- _Отрывок_
== == ==

Насколько чувства предшествующих поколений перед лицом смерти были сдержанны и умеренны, как мало рисковали они выродиться в панику, еще лучше показывает решительная готовность людей церкви эксплуатировать зародыш этой тревоги, дабы усилить его и превратить в нечто способное ужасать. Священники и монахи делали все, чтобы внушить страх перед смертью, все, кроме того, что могло привести к отчаянию, тягчайшему из дьявольских соблазнов. Признаем: ни одно общество не могло бы устоять перед этим патетическим призывом ужаснуться, перед этой проповедью, грозящей Апокалипсисом, если бы оно действительно восприняло и впитало в себя эти угрозы и запугивания. Но западное общество переступило через них, и самые требовательные церковные моралисты знали и учитывали это, все усиливая дозы.

== == ==

- _Исходные записи_
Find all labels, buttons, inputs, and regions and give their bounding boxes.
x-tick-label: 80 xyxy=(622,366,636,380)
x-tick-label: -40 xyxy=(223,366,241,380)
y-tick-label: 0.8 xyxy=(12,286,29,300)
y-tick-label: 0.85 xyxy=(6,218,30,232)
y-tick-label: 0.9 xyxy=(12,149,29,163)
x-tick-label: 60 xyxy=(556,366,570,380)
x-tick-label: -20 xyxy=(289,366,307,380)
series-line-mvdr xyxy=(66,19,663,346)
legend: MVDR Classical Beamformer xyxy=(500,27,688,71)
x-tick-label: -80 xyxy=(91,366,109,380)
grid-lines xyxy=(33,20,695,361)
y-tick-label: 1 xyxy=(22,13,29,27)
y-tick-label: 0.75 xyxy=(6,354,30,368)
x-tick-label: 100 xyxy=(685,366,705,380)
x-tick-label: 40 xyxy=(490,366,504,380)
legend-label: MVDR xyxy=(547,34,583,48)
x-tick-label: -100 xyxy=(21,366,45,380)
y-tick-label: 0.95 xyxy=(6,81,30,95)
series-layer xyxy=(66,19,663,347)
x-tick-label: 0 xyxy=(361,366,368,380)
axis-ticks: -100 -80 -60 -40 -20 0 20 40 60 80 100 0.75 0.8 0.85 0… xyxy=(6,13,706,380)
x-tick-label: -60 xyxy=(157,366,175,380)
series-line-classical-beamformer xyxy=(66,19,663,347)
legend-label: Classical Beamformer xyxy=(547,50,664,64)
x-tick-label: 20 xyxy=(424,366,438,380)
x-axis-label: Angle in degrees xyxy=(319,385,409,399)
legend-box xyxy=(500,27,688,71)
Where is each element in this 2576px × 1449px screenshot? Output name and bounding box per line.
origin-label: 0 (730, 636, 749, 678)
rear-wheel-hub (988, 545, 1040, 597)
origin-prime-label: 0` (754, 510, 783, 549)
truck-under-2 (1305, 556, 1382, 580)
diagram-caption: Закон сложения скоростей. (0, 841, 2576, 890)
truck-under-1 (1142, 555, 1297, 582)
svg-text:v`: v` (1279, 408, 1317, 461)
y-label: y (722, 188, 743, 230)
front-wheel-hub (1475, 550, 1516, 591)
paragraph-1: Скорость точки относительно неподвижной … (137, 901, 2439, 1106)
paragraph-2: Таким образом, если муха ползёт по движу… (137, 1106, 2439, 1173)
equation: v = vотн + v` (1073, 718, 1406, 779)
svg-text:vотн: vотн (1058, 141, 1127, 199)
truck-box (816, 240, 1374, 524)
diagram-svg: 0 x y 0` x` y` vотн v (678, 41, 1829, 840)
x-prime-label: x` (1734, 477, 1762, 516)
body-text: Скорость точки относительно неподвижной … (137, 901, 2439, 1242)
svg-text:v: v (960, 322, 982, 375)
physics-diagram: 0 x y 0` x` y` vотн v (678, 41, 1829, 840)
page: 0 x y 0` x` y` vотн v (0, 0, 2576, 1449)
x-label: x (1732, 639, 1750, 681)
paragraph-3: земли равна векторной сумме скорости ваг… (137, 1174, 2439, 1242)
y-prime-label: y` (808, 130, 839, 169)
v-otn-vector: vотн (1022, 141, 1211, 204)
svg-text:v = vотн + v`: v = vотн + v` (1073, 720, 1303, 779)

== == ==

- _Список заданий_
(a) Перепишите из отрывка о страхе смерти дословно фрагмент от слов «Насколько чувства предшествующих» до слов «все усиливая дозы.» включительно.
(b) Почему, согласно отрывку о страхе смерти, священники и монахи не делали того, что могло привести к отчаянию? Ответьте одним–тремя предложениями.

- _Ответы к заданиям_
(a)
Насколько чувства предшествующих поколений перед лицом смерти были сдержанны и умеренны, как мало рисковали они выродиться в панику, еще лучше показывает решительная готовность людей церкви эксплуатировать зародыш этой тревоги, дабы усилить его и превратить в нечто способное ужасать. Священники и монахи делали все, чтобы внушить страх перед смертью, все, кроме того, что могло привести к отчаянию, тягчайшему из дьявольских соблазнов. Признаем: ни одно общество не могло бы устоять перед этим патетическим призывом ужаснуться, перед этой проповедью, грозящей Апокалипсисом, если бы оно действительно восприняло и впитало в себя эти угрозы и запугивания. Но западное общество переступило через них, и самые требовательные церковные моралисты знали и учитывали это, все усиливая дозы.

(b) Отрывок называет отчаяние тягчайшим из дьявольских соблазнов. Поэтому священники и монахи старались внушить страх перед смертью, но не доводили его до отчаяния.